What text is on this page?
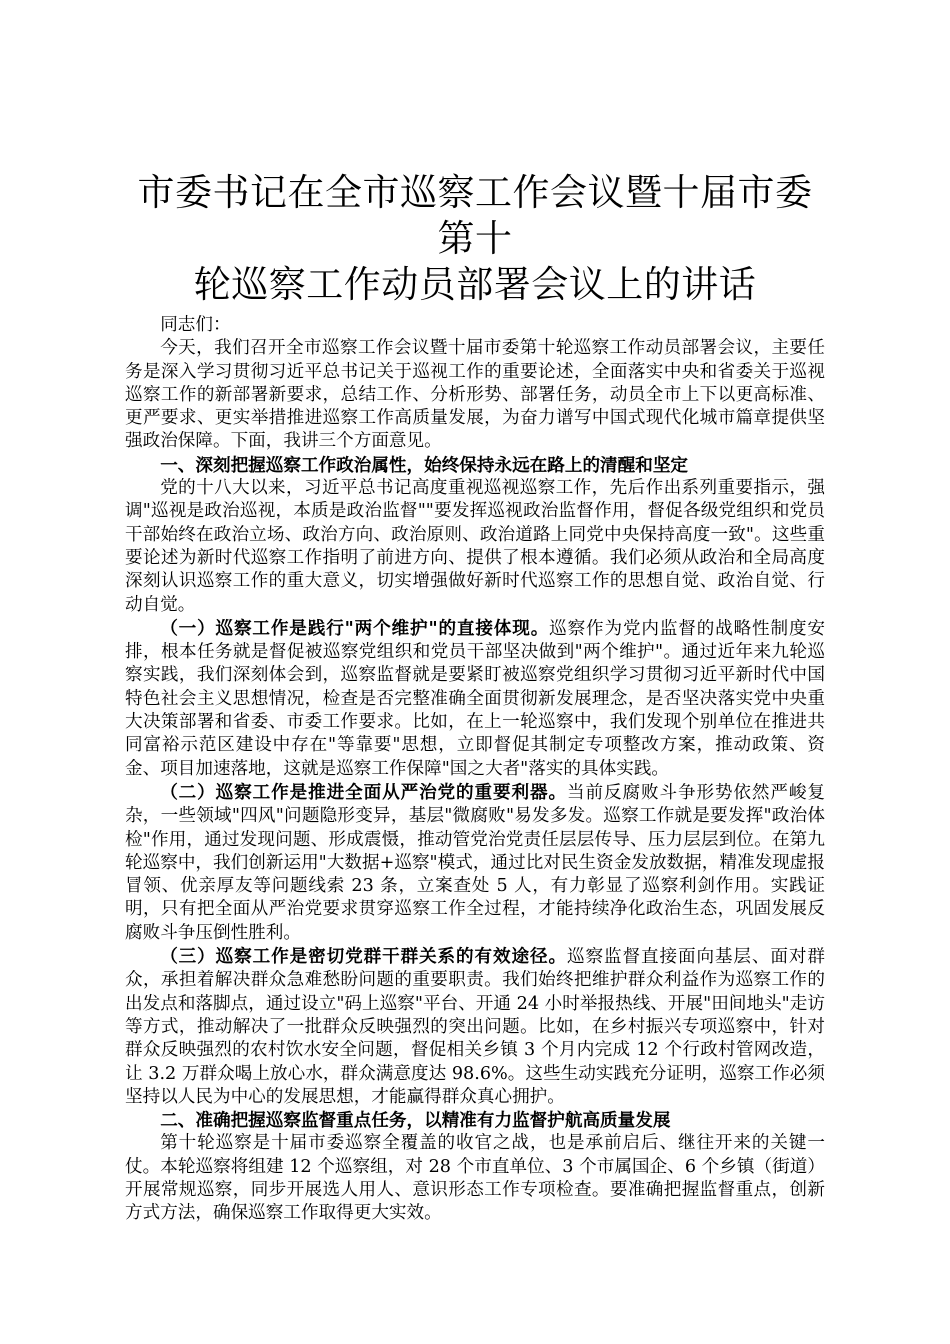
市委书记在全市巡察工作会议暨十届市委第十
轮巡察工作动员部署会议上的讲话

同志们：

今天，我们召开全市巡察工作会议暨十届市委第十轮巡察工作动员部署会议，主要任务是深入学习贯彻习近平总书记关于巡视工作的重要论述，全面落实中央和省委关于巡视巡察工作的新部署新要求，总结工作、分析形势、部署任务，动员全市上下以更高标准、更严要求、更实举措推进巡察工作高质量发展，为奋力谱写中国式现代化城市篇章提供坚强政治保障。下面，我讲三个方面意见。

一、深刻把握巡察工作政治属性，始终保持永远在路上的清醒和坚定

党的十八大以来，习近平总书记高度重视巡视巡察工作，先后作出系列重要指示，强调"巡视是政治巡视，本质是政治监督""要发挥巡视政治监督作用，督促各级党组织和党员干部始终在政治立场、政治方向、政治原则、政治道路上同党中央保持高度一致"。这些重要论述为新时代巡察工作指明了前进方向、提供了根本遵循。我们必须从政治和全局高度深刻认识巡察工作的重大意义，切实增强做好新时代巡察工作的思想自觉、政治自觉、行动自觉。

（一）巡察工作是践行"两个维护"的直接体现。巡察作为党内监督的战略性制度安排，根本任务就是督促被巡察党组织和党员干部坚决做到"两个维护"。通过近年来九轮巡察实践，我们深刻体会到，巡察监督就是要紧盯被巡察党组织学习贯彻习近平新时代中国特色社会主义思想情况，检查是否完整准确全面贯彻新发展理念，是否坚决落实党中央重大决策部署和省委、市委工作要求。比如，在上一轮巡察中，我们发现个别单位在推进共同富裕示范区建设中存在"等靠要"思想，立即督促其制定专项整改方案，推动政策、资金、项目加速落地，这就是巡察工作保障"国之大者"落实的具体实践。

（二）巡察工作是推进全面从严治党的重要利器。当前反腐败斗争形势依然严峻复杂，一些领域"四风"问题隐形变异，基层"微腐败"易发多发。巡察工作就是要发挥"政治体检"作用，通过发现问题、形成震慑，推动管党治党责任层层传导、压力层层到位。在第九轮巡察中，我们创新运用"大数据+巡察"模式，通过比对民生资金发放数据，精准发现虚报冒领、优亲厚友等问题线索 23 条，立案查处 5 人，有力彰显了巡察利剑作用。实践证明，只有把全面从严治党要求贯穿巡察工作全过程，才能持续净化政治生态，巩固发展反腐败斗争压倒性胜利。

（三）巡察工作是密切党群干群关系的有效途径。巡察监督直接面向基层、面对群众，承担着解决群众急难愁盼问题的重要职责。我们始终把维护群众利益作为巡察工作的出发点和落脚点，通过设立"码上巡察"平台、开通 24 小时举报热线、开展"田间地头"走访等方式，推动解决了一批群众反映强烈的突出问题。比如，在乡村振兴专项巡察中，针对群众反映强烈的农村饮水安全问题，督促相关乡镇 3 个月内完成 12 个行政村管网改造，让 3.2 万群众喝上放心水，群众满意度达 98.6%。这些生动实践充分证明，巡察工作必须坚持以人民为中心的发展思想，才能赢得群众真心拥护。

二、准确把握巡察监督重点任务，以精准有力监督护航高质量发展

第十轮巡察是十届市委巡察全覆盖的收官之战，也是承前启后、继往开来的关键一仗。本轮巡察将组建 12 个巡察组，对 28 个市直单位、3 个市属国企、6 个乡镇（街道）开展常规巡察，同步开展选人用人、意识形态工作专项检查。要准确把握监督重点，创新方式方法，确保巡察工作取得更大实效。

__________

- **REQUIRED TASK**: Skip the images and write out the rest of the listing exactly.

- **EXPECTED OUTPUT**:
What text is on this page?
市委书记在全市巡察工作会议暨十届市委第十
轮巡察工作动员部署会议上的讲话

同志们：

今天，我们召开全市巡察工作会议暨十届市委第十轮巡察工作动员部署会议，主要任务是深入学习贯彻习近平总书记关于巡视工作的重要论述，全面落实中央和省委关于巡视巡察工作的新部署新要求，总结工作、分析形势、部署任务，动员全市上下以更高标准、更严要求、更实举措推进巡察工作高质量发展，为奋力谱写中国式现代化城市篇章提供坚强政治保障。下面，我讲三个方面意见。

一、深刻把握巡察工作政治属性，始终保持永远在路上的清醒和坚定

党的十八大以来，习近平总书记高度重视巡视巡察工作，先后作出系列重要指示，强调"巡视是政治巡视，本质是政治监督""要发挥巡视政治监督作用，督促各级党组织和党员干部始终在政治立场、政治方向、政治原则、政治道路上同党中央保持高度一致"。这些重要论述为新时代巡察工作指明了前进方向、提供了根本遵循。我们必须从政治和全局高度深刻认识巡察工作的重大意义，切实增强做好新时代巡察工作的思想自觉、政治自觉、行动自觉。

（一）巡察工作是践行"两个维护"的直接体现。巡察作为党内监督的战略性制度安排，根本任务就是督促被巡察党组织和党员干部坚决做到"两个维护"。通过近年来九轮巡察实践，我们深刻体会到，巡察监督就是要紧盯被巡察党组织学习贯彻习近平新时代中国特色社会主义思想情况，检查是否完整准确全面贯彻新发展理念，是否坚决落实党中央重大决策部署和省委、市委工作要求。比如，在上一轮巡察中，我们发现个别单位在推进共同富裕示范区建设中存在"等靠要"思想，立即督促其制定专项整改方案，推动政策、资金、项目加速落地，这就是巡察工作保障"国之大者"落实的具体实践。

（二）巡察工作是推进全面从严治党的重要利器。当前反腐败斗争形势依然严峻复杂，一些领域"四风"问题隐形变异，基层"微腐败"易发多发。巡察工作就是要发挥"政治体检"作用，通过发现问题、形成震慑，推动管党治党责任层层传导、压力层层到位。在第九轮巡察中，我们创新运用"大数据+巡察"模式，通过比对民生资金发放数据，精准发现虚报冒领、优亲厚友等问题线索 23 条，立案查处 5 人，有力彰显了巡察利剑作用。实践证明，只有把全面从严治党要求贯穿巡察工作全过程，才能持续净化政治生态，巩固发展反腐败斗争压倒性胜利。

（三）巡察工作是密切党群干群关系的有效途径。巡察监督直接面向基层、面对群众，承担着解决群众急难愁盼问题的重要职责。我们始终把维护群众利益作为巡察工作的出发点和落脚点，通过设立"码上巡察"平台、开通 24 小时举报热线、开展"田间地头"走访等方式，推动解决了一批群众反映强烈的突出问题。比如，在乡村振兴专项巡察中，针对群众反映强烈的农村饮水安全问题，督促相关乡镇 3 个月内完成 12 个行政村管网改造，让 3.2 万群众喝上放心水，群众满意度达 98.6%。这些生动实践充分证明，巡察工作必须坚持以人民为中心的发展思想，才能赢得群众真心拥护。

二、准确把握巡察监督重点任务，以精准有力监督护航高质量发展

第十轮巡察是十届市委巡察全覆盖的收官之战，也是承前启后、继往开来的关键一仗。本轮巡察将组建 12 个巡察组，对 28 个市直单位、3 个市属国企、6 个乡镇（街道）开展常规巡察，同步开展选人用人、意识形态工作专项检查。要准确把握监督重点，创新方式方法，确保巡察工作取得更大实效。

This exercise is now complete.